EXERCISE PROMPT
Give the number of lines below that contain "September", with no other output.

════

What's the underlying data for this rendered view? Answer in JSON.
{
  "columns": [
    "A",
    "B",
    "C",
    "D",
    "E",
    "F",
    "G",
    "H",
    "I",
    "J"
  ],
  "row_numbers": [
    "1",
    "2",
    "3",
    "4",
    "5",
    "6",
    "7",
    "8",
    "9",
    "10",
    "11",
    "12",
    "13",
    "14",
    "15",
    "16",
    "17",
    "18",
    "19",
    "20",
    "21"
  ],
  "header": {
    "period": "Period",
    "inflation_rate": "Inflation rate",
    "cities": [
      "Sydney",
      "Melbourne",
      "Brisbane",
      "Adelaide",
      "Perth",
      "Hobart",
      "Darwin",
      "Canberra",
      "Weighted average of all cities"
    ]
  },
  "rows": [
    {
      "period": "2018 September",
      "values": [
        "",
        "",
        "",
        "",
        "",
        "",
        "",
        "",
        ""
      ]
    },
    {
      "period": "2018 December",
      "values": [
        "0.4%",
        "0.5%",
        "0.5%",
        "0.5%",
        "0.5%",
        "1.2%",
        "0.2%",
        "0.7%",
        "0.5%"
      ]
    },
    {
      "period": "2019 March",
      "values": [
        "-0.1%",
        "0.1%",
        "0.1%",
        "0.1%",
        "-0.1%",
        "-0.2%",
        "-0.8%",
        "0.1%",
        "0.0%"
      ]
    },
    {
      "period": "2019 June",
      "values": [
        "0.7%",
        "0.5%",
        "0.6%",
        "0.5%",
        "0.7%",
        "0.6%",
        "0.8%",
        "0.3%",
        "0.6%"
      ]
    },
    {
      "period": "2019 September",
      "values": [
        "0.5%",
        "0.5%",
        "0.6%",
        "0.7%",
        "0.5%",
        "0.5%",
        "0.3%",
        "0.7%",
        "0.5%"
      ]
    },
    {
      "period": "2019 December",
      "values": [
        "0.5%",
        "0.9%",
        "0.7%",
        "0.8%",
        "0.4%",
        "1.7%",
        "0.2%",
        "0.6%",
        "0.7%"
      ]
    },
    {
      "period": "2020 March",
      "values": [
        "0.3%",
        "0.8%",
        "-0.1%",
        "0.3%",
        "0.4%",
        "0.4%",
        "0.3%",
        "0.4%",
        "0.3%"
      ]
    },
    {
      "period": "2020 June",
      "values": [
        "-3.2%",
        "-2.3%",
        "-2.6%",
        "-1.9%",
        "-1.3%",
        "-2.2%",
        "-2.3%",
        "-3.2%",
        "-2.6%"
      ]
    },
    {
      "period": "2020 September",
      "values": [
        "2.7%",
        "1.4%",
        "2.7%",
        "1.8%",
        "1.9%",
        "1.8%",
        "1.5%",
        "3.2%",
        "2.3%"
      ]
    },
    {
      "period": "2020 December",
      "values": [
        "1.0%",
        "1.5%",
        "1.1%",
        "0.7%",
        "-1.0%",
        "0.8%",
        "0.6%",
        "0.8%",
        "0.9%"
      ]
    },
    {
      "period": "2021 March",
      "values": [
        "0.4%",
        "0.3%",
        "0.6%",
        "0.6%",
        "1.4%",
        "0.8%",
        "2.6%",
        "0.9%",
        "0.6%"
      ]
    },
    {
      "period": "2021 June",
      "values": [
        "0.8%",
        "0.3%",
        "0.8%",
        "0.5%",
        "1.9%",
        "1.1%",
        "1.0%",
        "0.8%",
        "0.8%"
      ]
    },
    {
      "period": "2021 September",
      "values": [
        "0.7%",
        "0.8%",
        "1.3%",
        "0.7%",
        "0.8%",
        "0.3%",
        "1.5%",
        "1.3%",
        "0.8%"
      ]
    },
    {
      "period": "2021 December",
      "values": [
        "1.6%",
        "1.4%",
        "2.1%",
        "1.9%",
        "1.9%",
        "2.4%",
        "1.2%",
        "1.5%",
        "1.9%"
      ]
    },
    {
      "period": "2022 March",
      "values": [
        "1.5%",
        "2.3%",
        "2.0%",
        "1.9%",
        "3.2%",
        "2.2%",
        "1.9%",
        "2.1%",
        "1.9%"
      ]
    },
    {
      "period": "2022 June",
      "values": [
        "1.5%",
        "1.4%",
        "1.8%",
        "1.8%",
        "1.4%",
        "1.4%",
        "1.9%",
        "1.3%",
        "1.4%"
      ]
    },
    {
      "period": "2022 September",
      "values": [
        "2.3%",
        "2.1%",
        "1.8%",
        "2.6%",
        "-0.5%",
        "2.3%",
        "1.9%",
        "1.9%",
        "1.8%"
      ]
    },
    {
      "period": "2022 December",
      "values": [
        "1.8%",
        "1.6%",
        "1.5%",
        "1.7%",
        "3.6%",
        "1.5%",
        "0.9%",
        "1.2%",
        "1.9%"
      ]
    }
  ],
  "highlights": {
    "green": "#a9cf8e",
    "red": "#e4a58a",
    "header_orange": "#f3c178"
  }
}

════

TASK ANSWER
5